## DESCRIPTION OF THE TASK
Pick out and copy every line below that has the word "this".

## INPUT ROWS

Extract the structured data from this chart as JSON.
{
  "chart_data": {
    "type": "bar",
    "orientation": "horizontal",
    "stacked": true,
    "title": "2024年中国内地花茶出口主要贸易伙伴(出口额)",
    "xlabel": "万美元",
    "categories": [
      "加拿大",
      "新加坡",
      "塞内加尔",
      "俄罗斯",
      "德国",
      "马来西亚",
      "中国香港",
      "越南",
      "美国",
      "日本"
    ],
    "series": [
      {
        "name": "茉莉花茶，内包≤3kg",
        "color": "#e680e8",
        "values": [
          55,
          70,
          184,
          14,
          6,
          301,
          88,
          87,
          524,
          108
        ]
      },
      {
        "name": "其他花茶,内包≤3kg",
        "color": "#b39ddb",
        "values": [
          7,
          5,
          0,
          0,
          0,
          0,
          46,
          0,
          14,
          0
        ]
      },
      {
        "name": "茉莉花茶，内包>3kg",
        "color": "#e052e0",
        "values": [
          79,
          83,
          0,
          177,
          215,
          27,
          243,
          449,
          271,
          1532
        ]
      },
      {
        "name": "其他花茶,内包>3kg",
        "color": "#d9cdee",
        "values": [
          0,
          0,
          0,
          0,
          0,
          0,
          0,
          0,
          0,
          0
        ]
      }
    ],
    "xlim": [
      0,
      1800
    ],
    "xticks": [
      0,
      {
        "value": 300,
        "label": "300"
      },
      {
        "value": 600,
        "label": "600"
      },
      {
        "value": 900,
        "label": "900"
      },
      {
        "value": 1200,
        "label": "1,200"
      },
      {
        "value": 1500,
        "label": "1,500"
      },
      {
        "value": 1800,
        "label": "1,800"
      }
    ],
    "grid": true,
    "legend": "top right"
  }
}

==

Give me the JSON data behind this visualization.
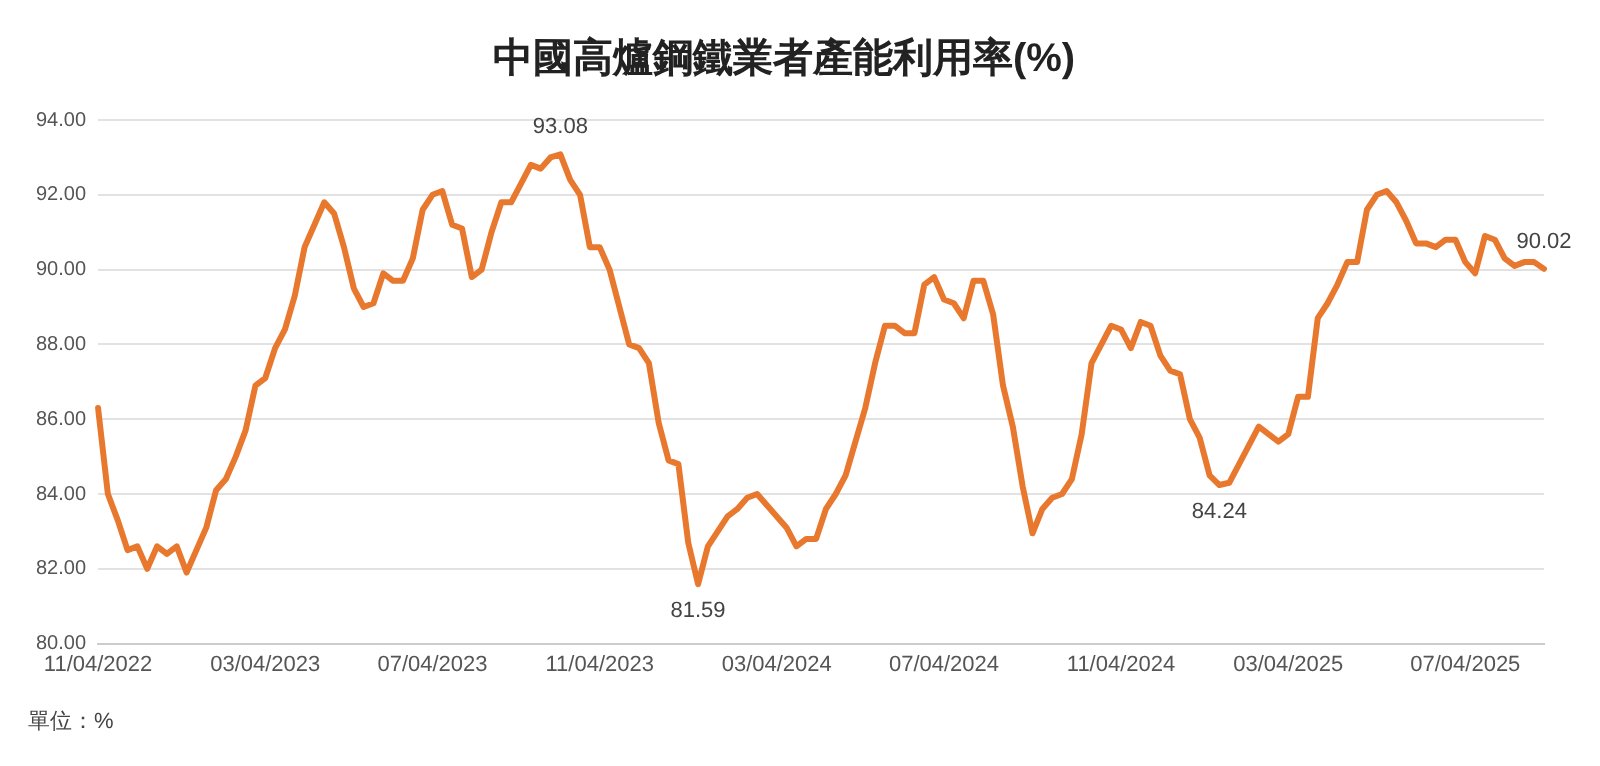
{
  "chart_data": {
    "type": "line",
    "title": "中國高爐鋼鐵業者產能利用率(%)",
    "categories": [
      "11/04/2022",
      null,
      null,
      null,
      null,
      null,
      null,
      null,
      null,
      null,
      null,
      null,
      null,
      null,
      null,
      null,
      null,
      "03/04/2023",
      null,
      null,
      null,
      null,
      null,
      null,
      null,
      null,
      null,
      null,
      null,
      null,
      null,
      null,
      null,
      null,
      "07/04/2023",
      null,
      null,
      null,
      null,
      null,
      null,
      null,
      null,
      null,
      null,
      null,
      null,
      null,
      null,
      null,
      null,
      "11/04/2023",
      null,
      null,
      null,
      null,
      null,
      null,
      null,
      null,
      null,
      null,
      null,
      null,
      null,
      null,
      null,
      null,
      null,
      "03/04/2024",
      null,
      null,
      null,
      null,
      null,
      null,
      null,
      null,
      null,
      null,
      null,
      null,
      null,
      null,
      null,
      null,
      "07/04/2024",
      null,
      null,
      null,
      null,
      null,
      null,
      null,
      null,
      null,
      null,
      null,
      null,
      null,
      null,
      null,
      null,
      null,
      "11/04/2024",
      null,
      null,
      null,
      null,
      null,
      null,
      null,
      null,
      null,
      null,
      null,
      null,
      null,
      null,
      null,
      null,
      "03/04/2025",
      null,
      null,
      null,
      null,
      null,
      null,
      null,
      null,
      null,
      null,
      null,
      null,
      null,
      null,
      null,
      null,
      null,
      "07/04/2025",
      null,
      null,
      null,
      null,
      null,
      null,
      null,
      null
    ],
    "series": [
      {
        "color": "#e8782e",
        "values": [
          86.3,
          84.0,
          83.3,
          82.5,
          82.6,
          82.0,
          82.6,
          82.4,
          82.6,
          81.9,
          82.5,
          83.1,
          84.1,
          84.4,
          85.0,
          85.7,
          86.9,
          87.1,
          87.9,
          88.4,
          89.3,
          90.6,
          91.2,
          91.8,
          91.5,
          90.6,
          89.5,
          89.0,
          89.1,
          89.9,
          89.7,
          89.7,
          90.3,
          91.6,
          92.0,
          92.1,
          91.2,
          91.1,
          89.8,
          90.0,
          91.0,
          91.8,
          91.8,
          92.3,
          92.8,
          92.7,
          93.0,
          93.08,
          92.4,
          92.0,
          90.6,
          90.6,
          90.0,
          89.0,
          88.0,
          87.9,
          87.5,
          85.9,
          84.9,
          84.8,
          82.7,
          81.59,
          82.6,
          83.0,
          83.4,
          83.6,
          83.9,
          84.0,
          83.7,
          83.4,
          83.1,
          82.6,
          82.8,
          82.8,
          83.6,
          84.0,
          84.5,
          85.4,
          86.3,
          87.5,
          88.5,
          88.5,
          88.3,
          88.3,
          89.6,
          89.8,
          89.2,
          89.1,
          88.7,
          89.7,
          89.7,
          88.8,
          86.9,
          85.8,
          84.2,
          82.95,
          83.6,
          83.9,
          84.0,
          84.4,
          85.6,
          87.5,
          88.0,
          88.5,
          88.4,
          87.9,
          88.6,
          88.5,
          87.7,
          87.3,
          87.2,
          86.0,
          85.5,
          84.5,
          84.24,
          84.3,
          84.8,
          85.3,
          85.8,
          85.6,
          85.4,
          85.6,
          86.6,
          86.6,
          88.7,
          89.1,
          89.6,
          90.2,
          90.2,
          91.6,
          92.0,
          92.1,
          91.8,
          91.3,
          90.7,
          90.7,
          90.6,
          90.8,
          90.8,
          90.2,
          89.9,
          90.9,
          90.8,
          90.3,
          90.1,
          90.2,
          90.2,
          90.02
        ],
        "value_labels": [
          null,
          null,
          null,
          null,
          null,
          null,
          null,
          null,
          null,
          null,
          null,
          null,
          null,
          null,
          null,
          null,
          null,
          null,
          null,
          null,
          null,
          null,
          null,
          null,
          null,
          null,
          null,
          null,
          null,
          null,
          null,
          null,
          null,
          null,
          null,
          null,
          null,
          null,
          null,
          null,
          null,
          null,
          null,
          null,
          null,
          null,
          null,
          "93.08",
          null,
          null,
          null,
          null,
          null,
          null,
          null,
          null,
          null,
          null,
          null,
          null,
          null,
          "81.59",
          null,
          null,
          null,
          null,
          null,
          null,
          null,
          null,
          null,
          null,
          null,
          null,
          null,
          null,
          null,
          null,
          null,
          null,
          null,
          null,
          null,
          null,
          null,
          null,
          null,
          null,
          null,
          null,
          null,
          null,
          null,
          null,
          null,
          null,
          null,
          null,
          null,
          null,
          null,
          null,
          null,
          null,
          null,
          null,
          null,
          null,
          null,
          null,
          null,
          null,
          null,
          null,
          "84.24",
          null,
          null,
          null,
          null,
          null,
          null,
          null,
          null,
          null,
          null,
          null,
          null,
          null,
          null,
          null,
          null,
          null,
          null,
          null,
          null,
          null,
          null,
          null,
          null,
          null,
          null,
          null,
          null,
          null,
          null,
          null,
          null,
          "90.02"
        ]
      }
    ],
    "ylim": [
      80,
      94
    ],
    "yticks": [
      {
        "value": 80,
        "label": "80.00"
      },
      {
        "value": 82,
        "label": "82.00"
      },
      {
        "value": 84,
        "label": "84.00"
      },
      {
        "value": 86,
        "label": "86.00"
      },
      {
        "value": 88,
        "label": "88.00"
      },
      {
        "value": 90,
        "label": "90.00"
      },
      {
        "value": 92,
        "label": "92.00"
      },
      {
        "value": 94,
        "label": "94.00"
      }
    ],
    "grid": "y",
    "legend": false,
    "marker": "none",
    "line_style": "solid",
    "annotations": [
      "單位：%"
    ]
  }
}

==

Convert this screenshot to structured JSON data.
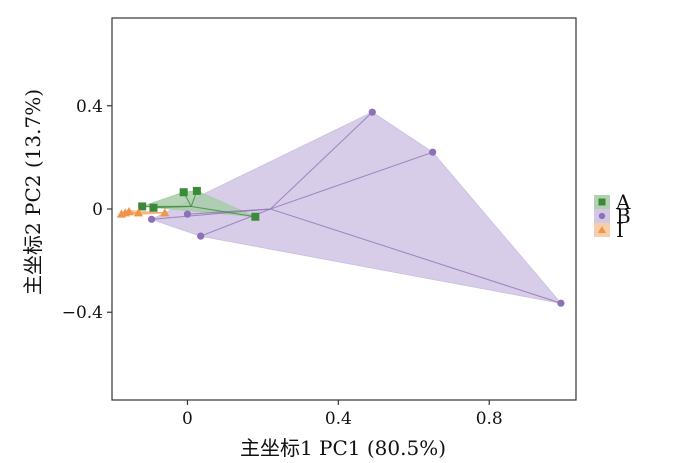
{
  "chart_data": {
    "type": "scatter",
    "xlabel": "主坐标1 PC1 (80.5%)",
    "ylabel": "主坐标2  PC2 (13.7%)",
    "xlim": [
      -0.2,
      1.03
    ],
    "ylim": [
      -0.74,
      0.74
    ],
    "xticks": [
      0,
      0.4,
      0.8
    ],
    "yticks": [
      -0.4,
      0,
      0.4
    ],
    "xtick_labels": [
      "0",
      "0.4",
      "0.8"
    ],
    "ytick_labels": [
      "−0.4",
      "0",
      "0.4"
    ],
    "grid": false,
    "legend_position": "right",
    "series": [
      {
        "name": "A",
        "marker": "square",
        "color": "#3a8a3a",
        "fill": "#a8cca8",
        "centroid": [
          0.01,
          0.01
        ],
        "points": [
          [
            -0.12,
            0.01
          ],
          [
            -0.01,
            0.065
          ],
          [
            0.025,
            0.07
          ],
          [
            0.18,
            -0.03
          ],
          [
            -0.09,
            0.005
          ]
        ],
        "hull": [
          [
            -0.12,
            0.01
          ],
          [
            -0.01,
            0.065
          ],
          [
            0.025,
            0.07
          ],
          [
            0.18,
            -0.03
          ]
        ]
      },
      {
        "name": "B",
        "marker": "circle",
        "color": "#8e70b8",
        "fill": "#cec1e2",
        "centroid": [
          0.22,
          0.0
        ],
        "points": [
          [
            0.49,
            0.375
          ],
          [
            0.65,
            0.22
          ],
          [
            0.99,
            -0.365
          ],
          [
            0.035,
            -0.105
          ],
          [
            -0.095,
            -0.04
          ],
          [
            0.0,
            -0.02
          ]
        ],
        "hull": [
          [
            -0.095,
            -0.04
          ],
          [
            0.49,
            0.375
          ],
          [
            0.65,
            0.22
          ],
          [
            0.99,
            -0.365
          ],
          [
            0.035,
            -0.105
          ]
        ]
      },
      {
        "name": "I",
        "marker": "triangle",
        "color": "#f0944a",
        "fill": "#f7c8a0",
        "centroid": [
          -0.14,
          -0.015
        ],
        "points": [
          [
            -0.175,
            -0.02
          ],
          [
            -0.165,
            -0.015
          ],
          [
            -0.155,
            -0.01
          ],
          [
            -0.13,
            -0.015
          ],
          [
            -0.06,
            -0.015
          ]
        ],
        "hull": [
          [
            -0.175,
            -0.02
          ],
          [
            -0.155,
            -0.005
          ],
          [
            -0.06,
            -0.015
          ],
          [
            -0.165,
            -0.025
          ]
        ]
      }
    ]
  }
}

## THE COMPLETED TASK
Extract the structured data from this chart as JSON.
Give me the JSON data behind this visualization.
Convert this screenshot to structured JSON data.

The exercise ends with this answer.